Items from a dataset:
____________________
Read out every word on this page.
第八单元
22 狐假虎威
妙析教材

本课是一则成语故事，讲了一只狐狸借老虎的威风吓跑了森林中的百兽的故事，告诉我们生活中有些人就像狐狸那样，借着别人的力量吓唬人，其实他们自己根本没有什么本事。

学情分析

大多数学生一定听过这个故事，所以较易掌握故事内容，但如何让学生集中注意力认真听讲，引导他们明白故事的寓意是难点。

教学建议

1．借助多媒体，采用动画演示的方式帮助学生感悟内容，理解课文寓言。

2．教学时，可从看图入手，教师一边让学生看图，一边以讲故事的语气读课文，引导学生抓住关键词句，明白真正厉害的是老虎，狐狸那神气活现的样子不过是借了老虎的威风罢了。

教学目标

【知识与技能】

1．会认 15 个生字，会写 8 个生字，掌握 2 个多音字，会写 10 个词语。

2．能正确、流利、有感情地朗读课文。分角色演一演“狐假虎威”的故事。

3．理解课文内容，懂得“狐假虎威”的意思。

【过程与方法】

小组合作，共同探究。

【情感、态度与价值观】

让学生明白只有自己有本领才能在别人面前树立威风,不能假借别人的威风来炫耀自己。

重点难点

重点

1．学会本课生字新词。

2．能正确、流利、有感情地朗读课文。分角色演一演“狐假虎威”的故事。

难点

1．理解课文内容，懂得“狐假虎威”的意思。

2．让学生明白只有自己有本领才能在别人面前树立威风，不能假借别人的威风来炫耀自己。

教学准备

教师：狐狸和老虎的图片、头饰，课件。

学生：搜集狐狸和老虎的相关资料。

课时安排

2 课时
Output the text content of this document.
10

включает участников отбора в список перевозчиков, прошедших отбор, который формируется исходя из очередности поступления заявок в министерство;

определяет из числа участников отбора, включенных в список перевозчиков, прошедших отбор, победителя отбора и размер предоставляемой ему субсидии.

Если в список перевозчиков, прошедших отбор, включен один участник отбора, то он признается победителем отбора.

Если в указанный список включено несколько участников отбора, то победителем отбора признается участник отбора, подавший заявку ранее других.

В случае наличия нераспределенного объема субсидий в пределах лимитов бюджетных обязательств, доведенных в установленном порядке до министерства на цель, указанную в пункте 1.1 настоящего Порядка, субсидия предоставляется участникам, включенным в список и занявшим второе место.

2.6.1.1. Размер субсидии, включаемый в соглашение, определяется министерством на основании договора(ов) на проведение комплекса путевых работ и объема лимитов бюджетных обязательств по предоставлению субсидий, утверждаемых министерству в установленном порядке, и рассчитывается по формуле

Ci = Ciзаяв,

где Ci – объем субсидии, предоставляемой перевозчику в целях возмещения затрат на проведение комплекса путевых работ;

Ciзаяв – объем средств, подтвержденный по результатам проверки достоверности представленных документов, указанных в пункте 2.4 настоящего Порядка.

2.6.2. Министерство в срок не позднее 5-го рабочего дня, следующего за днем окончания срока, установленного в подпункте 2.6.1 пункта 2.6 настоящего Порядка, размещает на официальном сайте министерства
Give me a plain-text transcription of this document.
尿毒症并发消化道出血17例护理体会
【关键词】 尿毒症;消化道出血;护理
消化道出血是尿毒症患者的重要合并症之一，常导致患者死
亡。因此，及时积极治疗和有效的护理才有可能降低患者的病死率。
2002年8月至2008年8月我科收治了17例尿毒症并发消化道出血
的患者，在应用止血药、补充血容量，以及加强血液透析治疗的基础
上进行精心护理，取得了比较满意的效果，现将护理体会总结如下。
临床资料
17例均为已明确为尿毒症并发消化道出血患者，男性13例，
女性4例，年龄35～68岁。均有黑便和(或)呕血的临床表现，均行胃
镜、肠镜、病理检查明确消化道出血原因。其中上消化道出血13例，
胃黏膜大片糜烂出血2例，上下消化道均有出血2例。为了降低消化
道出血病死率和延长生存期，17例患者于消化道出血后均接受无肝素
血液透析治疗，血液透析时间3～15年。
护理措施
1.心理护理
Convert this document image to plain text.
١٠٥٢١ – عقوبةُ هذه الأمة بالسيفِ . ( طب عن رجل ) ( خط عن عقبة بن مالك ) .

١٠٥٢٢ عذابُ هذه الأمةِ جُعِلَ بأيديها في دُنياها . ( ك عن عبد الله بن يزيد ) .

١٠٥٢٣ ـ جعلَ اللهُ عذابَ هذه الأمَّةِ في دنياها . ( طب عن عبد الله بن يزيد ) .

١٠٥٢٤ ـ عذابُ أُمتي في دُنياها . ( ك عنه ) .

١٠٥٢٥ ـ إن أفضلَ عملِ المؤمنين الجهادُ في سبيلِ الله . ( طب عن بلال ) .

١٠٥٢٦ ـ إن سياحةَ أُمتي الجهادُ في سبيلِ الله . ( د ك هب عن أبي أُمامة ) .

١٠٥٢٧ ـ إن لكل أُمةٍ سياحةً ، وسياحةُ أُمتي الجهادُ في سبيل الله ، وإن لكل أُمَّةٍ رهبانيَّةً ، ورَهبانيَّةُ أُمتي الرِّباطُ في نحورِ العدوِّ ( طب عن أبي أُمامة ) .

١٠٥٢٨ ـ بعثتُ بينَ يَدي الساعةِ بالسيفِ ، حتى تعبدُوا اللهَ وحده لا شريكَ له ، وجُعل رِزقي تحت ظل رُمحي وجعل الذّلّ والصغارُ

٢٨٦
____________________
PROBLEM TO SOLVE —
What needs duplicating is the run of lines from the one containing "Convert this document image to plain text." through the last line of the entries above, exact and complete.

OUTPUT OF THE EXERCISE —
Convert this document image to plain text.
١٠٥٢١ – عقوبةُ هذه الأمة بالسيفِ . ( طب عن رجل ) ( خط عن عقبة بن مالك ) .

١٠٥٢٢ عذابُ هذه الأمةِ جُعِلَ بأيديها في دُنياها . ( ك عن عبد الله بن يزيد ) .

١٠٥٢٣ ـ جعلَ اللهُ عذابَ هذه الأمَّةِ في دنياها . ( طب عن عبد الله بن يزيد ) .

١٠٥٢٤ ـ عذابُ أُمتي في دُنياها . ( ك عنه ) .

١٠٥٢٥ ـ إن أفضلَ عملِ المؤمنين الجهادُ في سبيلِ الله . ( طب عن بلال ) .

١٠٥٢٦ ـ إن سياحةَ أُمتي الجهادُ في سبيلِ الله . ( د ك هب عن أبي أُمامة ) .

١٠٥٢٧ ـ إن لكل أُمةٍ سياحةً ، وسياحةُ أُمتي الجهادُ في سبيل الله ، وإن لكل أُمَّةٍ رهبانيَّةً ، ورَهبانيَّةُ أُمتي الرِّباطُ في نحورِ العدوِّ ( طب عن أبي أُمامة ) .

١٠٥٢٨ ـ بعثتُ بينَ يَدي الساعةِ بالسيفِ ، حتى تعبدُوا اللهَ وحده لا شريكَ له ، وجُعل رِزقي تحت ظل رُمحي وجعل الذّلّ والصغارُ

٢٨٦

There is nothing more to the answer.